Aim: Can you copy out the material below line for line, starting at its very first line and ending at the line that contains "variation-term: civic duty: [356, 590, 431, 611]", with both of those lines included?

Dataset rows:

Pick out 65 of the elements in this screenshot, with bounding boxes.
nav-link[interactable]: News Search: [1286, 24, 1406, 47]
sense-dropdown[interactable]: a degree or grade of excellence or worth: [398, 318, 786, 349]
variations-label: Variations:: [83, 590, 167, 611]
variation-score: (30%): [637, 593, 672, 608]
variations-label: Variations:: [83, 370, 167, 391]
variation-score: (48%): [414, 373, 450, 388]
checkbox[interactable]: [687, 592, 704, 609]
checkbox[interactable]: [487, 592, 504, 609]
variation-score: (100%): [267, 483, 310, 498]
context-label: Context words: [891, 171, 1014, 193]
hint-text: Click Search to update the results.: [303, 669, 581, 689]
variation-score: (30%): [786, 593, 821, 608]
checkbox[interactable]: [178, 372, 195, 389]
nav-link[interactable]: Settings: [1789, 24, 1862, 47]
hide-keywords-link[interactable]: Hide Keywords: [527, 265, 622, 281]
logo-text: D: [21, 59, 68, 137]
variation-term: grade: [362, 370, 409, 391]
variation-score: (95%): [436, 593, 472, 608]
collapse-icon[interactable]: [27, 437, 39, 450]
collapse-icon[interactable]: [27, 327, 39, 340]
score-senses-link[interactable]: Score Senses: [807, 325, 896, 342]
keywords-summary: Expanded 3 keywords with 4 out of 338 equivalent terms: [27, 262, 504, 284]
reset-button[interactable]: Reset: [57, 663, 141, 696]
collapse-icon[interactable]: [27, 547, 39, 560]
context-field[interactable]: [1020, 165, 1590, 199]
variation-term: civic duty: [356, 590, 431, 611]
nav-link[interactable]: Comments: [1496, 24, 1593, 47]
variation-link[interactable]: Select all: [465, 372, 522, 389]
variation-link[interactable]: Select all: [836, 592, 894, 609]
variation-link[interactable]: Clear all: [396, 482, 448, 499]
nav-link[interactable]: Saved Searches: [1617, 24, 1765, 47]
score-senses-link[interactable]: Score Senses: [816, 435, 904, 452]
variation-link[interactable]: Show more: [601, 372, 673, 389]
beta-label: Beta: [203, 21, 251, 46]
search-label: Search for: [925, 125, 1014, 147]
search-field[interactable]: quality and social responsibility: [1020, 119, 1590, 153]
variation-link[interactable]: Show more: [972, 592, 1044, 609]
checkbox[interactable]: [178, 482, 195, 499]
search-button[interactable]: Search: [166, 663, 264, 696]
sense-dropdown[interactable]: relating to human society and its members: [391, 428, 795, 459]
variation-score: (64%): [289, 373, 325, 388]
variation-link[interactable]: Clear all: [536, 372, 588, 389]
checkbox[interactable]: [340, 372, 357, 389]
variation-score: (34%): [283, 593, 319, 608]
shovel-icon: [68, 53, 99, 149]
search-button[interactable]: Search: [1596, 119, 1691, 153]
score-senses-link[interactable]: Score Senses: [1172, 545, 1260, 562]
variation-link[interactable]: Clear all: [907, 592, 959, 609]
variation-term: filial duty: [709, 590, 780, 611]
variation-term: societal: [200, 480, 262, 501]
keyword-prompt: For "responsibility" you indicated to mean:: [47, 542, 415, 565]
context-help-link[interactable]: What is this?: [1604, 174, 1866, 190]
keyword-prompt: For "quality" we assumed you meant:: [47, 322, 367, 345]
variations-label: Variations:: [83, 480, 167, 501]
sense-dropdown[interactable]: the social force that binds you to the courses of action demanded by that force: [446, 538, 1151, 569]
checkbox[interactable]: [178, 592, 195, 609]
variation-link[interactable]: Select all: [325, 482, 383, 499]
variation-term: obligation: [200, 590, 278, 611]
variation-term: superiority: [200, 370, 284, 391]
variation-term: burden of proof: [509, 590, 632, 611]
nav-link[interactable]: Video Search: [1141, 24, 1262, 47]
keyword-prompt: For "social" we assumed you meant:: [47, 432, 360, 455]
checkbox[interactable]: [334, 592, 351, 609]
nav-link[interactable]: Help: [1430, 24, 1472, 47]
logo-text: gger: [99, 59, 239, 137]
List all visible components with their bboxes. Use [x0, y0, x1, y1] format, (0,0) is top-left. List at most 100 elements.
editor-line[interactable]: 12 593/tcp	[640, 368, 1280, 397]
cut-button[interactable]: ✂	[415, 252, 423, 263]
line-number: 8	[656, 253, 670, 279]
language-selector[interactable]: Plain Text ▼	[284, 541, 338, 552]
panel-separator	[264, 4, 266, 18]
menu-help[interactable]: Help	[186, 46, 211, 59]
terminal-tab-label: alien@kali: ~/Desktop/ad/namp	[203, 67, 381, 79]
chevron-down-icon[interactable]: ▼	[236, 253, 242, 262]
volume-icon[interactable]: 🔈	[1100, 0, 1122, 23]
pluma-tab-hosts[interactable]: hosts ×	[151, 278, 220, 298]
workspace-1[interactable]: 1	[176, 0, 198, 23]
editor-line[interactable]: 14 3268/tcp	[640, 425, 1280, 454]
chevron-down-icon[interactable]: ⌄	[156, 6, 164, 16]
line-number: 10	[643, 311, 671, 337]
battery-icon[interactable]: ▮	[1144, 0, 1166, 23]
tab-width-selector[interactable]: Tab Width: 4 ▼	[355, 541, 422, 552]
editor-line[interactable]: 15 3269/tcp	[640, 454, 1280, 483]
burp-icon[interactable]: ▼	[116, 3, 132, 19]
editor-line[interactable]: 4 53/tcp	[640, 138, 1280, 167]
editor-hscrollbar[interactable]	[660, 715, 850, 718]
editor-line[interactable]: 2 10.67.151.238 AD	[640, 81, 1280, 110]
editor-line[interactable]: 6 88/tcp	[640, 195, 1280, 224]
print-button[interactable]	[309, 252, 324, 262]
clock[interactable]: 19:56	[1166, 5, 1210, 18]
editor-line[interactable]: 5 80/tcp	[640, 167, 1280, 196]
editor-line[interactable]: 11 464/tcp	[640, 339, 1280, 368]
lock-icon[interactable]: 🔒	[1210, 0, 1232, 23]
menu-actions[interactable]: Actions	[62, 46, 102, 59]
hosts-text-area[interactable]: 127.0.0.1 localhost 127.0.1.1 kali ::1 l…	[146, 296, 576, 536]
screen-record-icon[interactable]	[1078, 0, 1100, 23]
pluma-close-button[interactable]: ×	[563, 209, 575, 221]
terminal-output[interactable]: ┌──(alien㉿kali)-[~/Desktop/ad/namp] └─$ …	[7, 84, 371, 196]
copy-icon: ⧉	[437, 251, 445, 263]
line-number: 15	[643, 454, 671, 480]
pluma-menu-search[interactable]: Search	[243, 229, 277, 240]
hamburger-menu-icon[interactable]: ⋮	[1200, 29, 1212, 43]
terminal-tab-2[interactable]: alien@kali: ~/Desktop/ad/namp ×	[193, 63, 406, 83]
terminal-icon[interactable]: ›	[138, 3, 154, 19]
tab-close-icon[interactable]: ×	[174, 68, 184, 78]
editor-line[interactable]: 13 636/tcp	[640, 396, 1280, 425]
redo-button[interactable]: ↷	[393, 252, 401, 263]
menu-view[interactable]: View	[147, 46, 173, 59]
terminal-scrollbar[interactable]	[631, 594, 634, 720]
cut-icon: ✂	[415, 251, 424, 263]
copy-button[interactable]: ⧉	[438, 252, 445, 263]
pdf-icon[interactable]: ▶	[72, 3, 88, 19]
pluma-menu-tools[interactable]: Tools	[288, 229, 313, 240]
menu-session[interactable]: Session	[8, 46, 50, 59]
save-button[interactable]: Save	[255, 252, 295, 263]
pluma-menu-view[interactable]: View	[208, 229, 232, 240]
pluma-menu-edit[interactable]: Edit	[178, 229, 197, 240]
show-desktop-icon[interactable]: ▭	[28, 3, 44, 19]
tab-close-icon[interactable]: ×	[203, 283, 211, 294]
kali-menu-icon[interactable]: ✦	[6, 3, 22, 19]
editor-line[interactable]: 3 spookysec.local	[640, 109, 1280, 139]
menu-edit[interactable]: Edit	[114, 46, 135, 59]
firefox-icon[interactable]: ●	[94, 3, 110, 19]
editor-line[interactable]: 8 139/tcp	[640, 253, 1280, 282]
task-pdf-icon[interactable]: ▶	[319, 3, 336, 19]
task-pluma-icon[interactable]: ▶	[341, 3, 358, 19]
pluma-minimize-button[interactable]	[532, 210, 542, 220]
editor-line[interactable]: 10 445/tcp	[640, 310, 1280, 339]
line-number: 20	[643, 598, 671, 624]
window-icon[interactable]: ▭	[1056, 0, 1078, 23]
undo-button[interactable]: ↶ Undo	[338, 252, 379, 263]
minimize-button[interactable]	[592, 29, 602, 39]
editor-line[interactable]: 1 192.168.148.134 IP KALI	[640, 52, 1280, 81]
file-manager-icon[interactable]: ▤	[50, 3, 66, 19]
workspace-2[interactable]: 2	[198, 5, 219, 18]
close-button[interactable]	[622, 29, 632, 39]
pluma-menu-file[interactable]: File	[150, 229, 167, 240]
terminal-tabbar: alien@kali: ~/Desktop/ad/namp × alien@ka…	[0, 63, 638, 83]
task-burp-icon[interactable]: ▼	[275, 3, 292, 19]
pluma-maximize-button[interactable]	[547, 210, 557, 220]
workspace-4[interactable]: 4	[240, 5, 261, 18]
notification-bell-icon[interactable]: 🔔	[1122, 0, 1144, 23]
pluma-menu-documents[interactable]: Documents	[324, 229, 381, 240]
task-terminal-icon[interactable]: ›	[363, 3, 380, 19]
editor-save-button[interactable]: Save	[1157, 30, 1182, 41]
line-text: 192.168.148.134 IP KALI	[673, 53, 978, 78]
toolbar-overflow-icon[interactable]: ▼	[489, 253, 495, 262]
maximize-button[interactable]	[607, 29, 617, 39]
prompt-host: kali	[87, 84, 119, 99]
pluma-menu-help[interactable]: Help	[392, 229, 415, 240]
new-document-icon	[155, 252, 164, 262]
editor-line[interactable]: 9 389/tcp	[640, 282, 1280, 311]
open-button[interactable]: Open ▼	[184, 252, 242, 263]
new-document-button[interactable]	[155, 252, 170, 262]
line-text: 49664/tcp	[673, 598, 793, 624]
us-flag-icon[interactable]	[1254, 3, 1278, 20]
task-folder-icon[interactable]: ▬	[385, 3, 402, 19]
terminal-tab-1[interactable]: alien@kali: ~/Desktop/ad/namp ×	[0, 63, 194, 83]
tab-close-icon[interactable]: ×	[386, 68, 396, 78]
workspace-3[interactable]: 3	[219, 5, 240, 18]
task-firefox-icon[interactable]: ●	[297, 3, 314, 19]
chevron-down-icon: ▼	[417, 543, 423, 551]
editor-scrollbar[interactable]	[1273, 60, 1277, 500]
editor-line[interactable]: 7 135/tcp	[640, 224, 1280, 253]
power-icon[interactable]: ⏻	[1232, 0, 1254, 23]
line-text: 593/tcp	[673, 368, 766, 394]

Response to this task:
Pick out 65 of the elements in this screenshot, with bounding boxes.
nav-link[interactable]: News Search: [1286, 24, 1406, 47]
sense-dropdown[interactable]: a degree or grade of excellence or worth: [398, 318, 786, 349]
variations-label: Variations:: [83, 590, 167, 611]
variation-score: (30%): [637, 593, 672, 608]
variations-label: Variations:: [83, 370, 167, 391]
variation-score: (48%): [414, 373, 450, 388]
checkbox[interactable]: [687, 592, 704, 609]
checkbox[interactable]: [487, 592, 504, 609]
variation-score: (100%): [267, 483, 310, 498]
context-label: Context words: [891, 171, 1014, 193]
hint-text: Click Search to update the results.: [303, 669, 581, 689]
variation-score: (30%): [786, 593, 821, 608]
checkbox[interactable]: [178, 372, 195, 389]
nav-link[interactable]: Settings: [1789, 24, 1862, 47]
hide-keywords-link[interactable]: Hide Keywords: [527, 265, 622, 281]
logo-text: D: [21, 59, 68, 137]
variation-term: grade: [362, 370, 409, 391]
variation-score: (95%): [436, 593, 472, 608]
collapse-icon[interactable]: [27, 437, 39, 450]
collapse-icon[interactable]: [27, 327, 39, 340]
score-senses-link[interactable]: Score Senses: [807, 325, 896, 342]
keywords-summary: Expanded 3 keywords with 4 out of 338 equivalent terms: [27, 262, 504, 284]
reset-button[interactable]: Reset: [57, 663, 141, 696]
collapse-icon[interactable]: [27, 547, 39, 560]
context-field[interactable]: [1020, 165, 1590, 199]
variation-term: civic duty: [356, 590, 431, 611]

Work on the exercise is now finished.